--- START ---

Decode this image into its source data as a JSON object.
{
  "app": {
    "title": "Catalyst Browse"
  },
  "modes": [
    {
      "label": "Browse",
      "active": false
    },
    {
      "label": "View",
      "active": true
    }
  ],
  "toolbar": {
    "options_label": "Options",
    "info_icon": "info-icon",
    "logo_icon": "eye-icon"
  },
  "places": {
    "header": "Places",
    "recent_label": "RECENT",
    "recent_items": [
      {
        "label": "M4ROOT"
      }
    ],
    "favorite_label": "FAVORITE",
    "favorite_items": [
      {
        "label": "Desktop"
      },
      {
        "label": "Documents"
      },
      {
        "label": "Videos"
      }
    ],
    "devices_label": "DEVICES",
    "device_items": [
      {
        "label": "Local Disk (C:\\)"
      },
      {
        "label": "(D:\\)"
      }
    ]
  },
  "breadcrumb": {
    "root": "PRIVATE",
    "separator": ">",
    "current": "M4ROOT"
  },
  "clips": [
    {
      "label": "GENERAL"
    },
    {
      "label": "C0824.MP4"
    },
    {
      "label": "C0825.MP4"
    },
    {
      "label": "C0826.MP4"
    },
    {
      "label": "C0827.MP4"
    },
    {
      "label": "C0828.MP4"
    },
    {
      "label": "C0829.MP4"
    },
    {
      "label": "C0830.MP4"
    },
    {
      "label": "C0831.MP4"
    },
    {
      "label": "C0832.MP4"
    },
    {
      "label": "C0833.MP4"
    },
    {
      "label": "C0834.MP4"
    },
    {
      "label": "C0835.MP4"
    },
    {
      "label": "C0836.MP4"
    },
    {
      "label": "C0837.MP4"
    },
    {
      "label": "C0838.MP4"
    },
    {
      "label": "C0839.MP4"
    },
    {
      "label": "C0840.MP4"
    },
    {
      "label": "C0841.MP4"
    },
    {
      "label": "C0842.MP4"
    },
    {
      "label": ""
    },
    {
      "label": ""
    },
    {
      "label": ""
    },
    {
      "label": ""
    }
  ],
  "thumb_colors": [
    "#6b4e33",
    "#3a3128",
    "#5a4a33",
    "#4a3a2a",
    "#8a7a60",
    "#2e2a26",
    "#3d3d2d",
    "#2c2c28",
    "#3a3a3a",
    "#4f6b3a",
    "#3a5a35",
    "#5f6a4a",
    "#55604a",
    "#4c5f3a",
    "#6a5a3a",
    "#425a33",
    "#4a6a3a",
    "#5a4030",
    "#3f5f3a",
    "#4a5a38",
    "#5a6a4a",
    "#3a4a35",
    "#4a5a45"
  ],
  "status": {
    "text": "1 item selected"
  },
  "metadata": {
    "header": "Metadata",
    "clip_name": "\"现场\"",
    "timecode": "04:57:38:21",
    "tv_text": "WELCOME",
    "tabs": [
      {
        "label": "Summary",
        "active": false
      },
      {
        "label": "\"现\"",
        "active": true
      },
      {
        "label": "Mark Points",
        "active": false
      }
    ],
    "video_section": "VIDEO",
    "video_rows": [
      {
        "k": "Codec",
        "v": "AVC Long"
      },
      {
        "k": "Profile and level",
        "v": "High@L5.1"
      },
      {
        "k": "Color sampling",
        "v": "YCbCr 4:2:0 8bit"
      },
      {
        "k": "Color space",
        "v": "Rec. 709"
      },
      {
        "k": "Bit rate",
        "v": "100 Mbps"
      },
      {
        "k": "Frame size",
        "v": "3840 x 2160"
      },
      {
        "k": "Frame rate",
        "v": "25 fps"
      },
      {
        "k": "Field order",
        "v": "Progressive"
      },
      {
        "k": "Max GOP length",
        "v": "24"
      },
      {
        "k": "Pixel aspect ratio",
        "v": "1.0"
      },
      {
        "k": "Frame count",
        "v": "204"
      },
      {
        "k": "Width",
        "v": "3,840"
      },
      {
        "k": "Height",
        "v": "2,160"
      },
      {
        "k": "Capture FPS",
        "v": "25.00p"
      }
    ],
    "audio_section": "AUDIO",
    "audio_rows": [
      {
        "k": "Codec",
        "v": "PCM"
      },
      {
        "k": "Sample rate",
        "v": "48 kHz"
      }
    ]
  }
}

--- END ---

*AIM OF THE TASK*
Each record above should be returned exactly as it appears.

*FINISHED EXERCISE*
Decode this image into its source data as a JSON object.
{
  "app": {
    "title": "Catalyst Browse"
  },
  "modes": [
    {
      "label": "Browse",
      "active": false
    },
    {
      "label": "View",
      "active": true
    }
  ],
  "toolbar": {
    "options_label": "Options",
    "info_icon": "info-icon",
    "logo_icon": "eye-icon"
  },
  "places": {
    "header": "Places",
    "recent_label": "RECENT",
    "recent_items": [
      {
        "label": "M4ROOT"
      }
    ],
    "favorite_label": "FAVORITE",
    "favorite_items": [
      {
        "label": "Desktop"
      },
      {
        "label": "Documents"
      },
      {
        "label": "Videos"
      }
    ],
    "devices_label": "DEVICES",
    "device_items": [
      {
        "label": "Local Disk (C:\\)"
      },
      {
        "label": "(D:\\)"
      }
    ]
  },
  "breadcrumb": {
    "root": "PRIVATE",
    "separator": ">",
    "current": "M4ROOT"
  },
  "clips": [
    {
      "label": "GENERAL"
    },
    {
      "label": "C0824.MP4"
    },
    {
      "label": "C0825.MP4"
    },
    {
      "label": "C0826.MP4"
    },
    {
      "label": "C0827.MP4"
    },
    {
      "label": "C0828.MP4"
    },
    {
      "label": "C0829.MP4"
    },
    {
      "label": "C0830.MP4"
    },
    {
      "label": "C0831.MP4"
    },
    {
      "label": "C0832.MP4"
    },
    {
      "label": "C0833.MP4"
    },
    {
      "label": "C0834.MP4"
    },
    {
      "label": "C0835.MP4"
    },
    {
      "label": "C0836.MP4"
    },
    {
      "label": "C0837.MP4"
    },
    {
      "label": "C0838.MP4"
    },
    {
      "label": "C0839.MP4"
    },
    {
      "label": "C0840.MP4"
    },
    {
      "label": "C0841.MP4"
    },
    {
      "label": "C0842.MP4"
    },
    {
      "label": ""
    },
    {
      "label": ""
    },
    {
      "label": ""
    },
    {
      "label": ""
    }
  ],
  "thumb_colors": [
    "#6b4e33",
    "#3a3128",
    "#5a4a33",
    "#4a3a2a",
    "#8a7a60",
    "#2e2a26",
    "#3d3d2d",
    "#2c2c28",
    "#3a3a3a",
    "#4f6b3a",
    "#3a5a35",
    "#5f6a4a",
    "#55604a",
    "#4c5f3a",
    "#6a5a3a",
    "#425a33",
    "#4a6a3a",
    "#5a4030",
    "#3f5f3a",
    "#4a5a38",
    "#5a6a4a",
    "#3a4a35",
    "#4a5a45"
  ],
  "status": {
    "text": "1 item selected"
  },
  "metadata": {
    "header": "Metadata",
    "clip_name": "\"现场\"",
    "timecode": "04:57:38:21",
    "tv_text": "WELCOME",
    "tabs": [
      {
        "label": "Summary",
        "active": false
      },
      {
        "label": "\"现\"",
        "active": true
      },
      {
        "label": "Mark Points",
        "active": false
      }
    ],
    "video_section": "VIDEO",
    "video_rows": [
      {
        "k": "Codec",
        "v": "AVC Long"
      },
      {
        "k": "Profile and level",
        "v": "High@L5.1"
      },
      {
        "k": "Color sampling",
        "v": "YCbCr 4:2:0 8bit"
      },
      {
        "k": "Color space",
        "v": "Rec. 709"
      },
      {
        "k": "Bit rate",
        "v": "100 Mbps"
      },
      {
        "k": "Frame size",
        "v": "3840 x 2160"
      },
      {
        "k": "Frame rate",
        "v": "25 fps"
      },
      {
        "k": "Field order",
        "v": "Progressive"
      },
      {
        "k": "Max GOP length",
        "v": "24"
      },
      {
        "k": "Pixel aspect ratio",
        "v": "1.0"
      },
      {
        "k": "Frame count",
        "v": "204"
      },
      {
        "k": "Width",
        "v": "3,840"
      },
      {
        "k": "Height",
        "v": "2,160"
      },
      {
        "k": "Capture FPS",
        "v": "25.00p"
      }
    ],
    "audio_section": "AUDIO",
    "audio_rows": [
      {
        "k": "Codec",
        "v": "PCM"
      },
      {
        "k": "Sample rate",
        "v": "48 kHz"
      }
    ]
  }
}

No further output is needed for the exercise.